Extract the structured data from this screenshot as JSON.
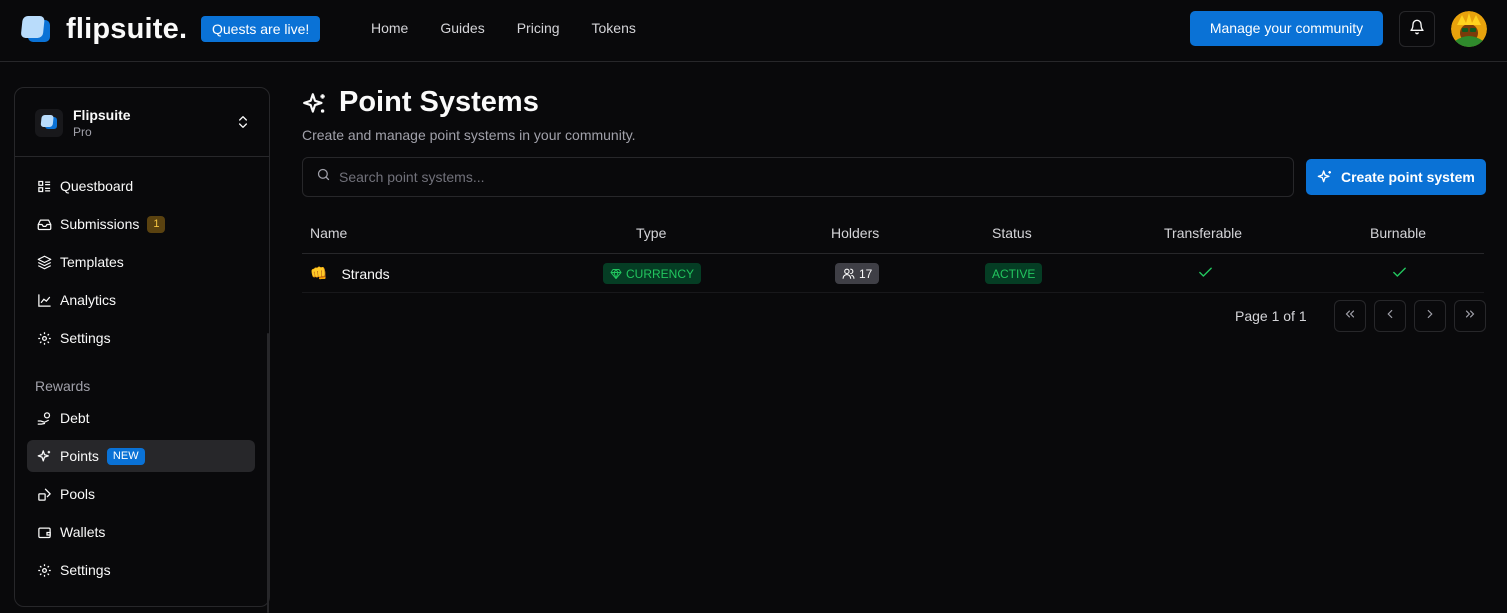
{
  "header": {
    "logo_text": "flipsuite.",
    "quests_badge": "Quests are live!",
    "nav": [
      "Home",
      "Guides",
      "Pricing",
      "Tokens"
    ],
    "manage_button": "Manage your community",
    "icons": {
      "bell": "bell-icon",
      "avatar": "user-avatar"
    }
  },
  "sidebar": {
    "org_name": "Flipsuite",
    "org_plan": "Pro",
    "items": [
      {
        "label": "Questboard",
        "icon": "list-icon"
      },
      {
        "label": "Submissions",
        "icon": "inbox-icon",
        "badge": "1"
      },
      {
        "label": "Templates",
        "icon": "layers-icon"
      },
      {
        "label": "Analytics",
        "icon": "chart-line-icon"
      },
      {
        "label": "Settings",
        "icon": "gear-icon"
      }
    ],
    "section_label": "Rewards",
    "reward_items": [
      {
        "label": "Debt",
        "icon": "hand-coins-icon"
      },
      {
        "label": "Points",
        "icon": "sparkles-icon",
        "badge": "NEW",
        "active": true
      },
      {
        "label": "Pools",
        "icon": "shapes-icon"
      },
      {
        "label": "Wallets",
        "icon": "wallet-icon"
      },
      {
        "label": "Settings",
        "icon": "gear-icon"
      }
    ]
  },
  "main": {
    "title": "Point Systems",
    "subtitle": "Create and manage point systems in your community.",
    "search_placeholder": "Search point systems...",
    "create_button": "Create point system",
    "table": {
      "columns": [
        "Name",
        "Type",
        "Holders",
        "Status",
        "Transferable",
        "Burnable"
      ],
      "rows": [
        {
          "emoji": "👊",
          "name": "Strands",
          "type": "CURRENCY",
          "holders": "17",
          "status": "ACTIVE",
          "transferable": true,
          "burnable": true
        }
      ]
    },
    "pagination": {
      "label": "Page 1 of 1"
    }
  },
  "colors": {
    "accent": "#0a72d6",
    "background": "#09090b",
    "border": "#27272a",
    "success": "#22c55e"
  }
}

**DIRECTION**
All of the data above should be quoted exactly, except for the pictures.

**IN RESPONSE**
Extract the structured data from this screenshot as JSON.
{
  "header": {
    "logo_text": "flipsuite.",
    "quests_badge": "Quests are live!",
    "nav": [
      "Home",
      "Guides",
      "Pricing",
      "Tokens"
    ],
    "manage_button": "Manage your community",
    "icons": {
      "bell": "bell-icon",
      "avatar": "user-avatar"
    }
  },
  "sidebar": {
    "org_name": "Flipsuite",
    "org_plan": "Pro",
    "items": [
      {
        "label": "Questboard",
        "icon": "list-icon"
      },
      {
        "label": "Submissions",
        "icon": "inbox-icon",
        "badge": "1"
      },
      {
        "label": "Templates",
        "icon": "layers-icon"
      },
      {
        "label": "Analytics",
        "icon": "chart-line-icon"
      },
      {
        "label": "Settings",
        "icon": "gear-icon"
      }
    ],
    "section_label": "Rewards",
    "reward_items": [
      {
        "label": "Debt",
        "icon": "hand-coins-icon"
      },
      {
        "label": "Points",
        "icon": "sparkles-icon",
        "badge": "NEW",
        "active": true
      },
      {
        "label": "Pools",
        "icon": "shapes-icon"
      },
      {
        "label": "Wallets",
        "icon": "wallet-icon"
      },
      {
        "label": "Settings",
        "icon": "gear-icon"
      }
    ]
  },
  "main": {
    "title": "Point Systems",
    "subtitle": "Create and manage point systems in your community.",
    "search_placeholder": "Search point systems...",
    "create_button": "Create point system",
    "table": {
      "columns": [
        "Name",
        "Type",
        "Holders",
        "Status",
        "Transferable",
        "Burnable"
      ],
      "rows": [
        {
          "emoji": "👊",
          "name": "Strands",
          "type": "CURRENCY",
          "holders": "17",
          "status": "ACTIVE",
          "transferable": true,
          "burnable": true
        }
      ]
    },
    "pagination": {
      "label": "Page 1 of 1"
    }
  },
  "colors": {
    "accent": "#0a72d6",
    "background": "#09090b",
    "border": "#27272a",
    "success": "#22c55e"
  }
}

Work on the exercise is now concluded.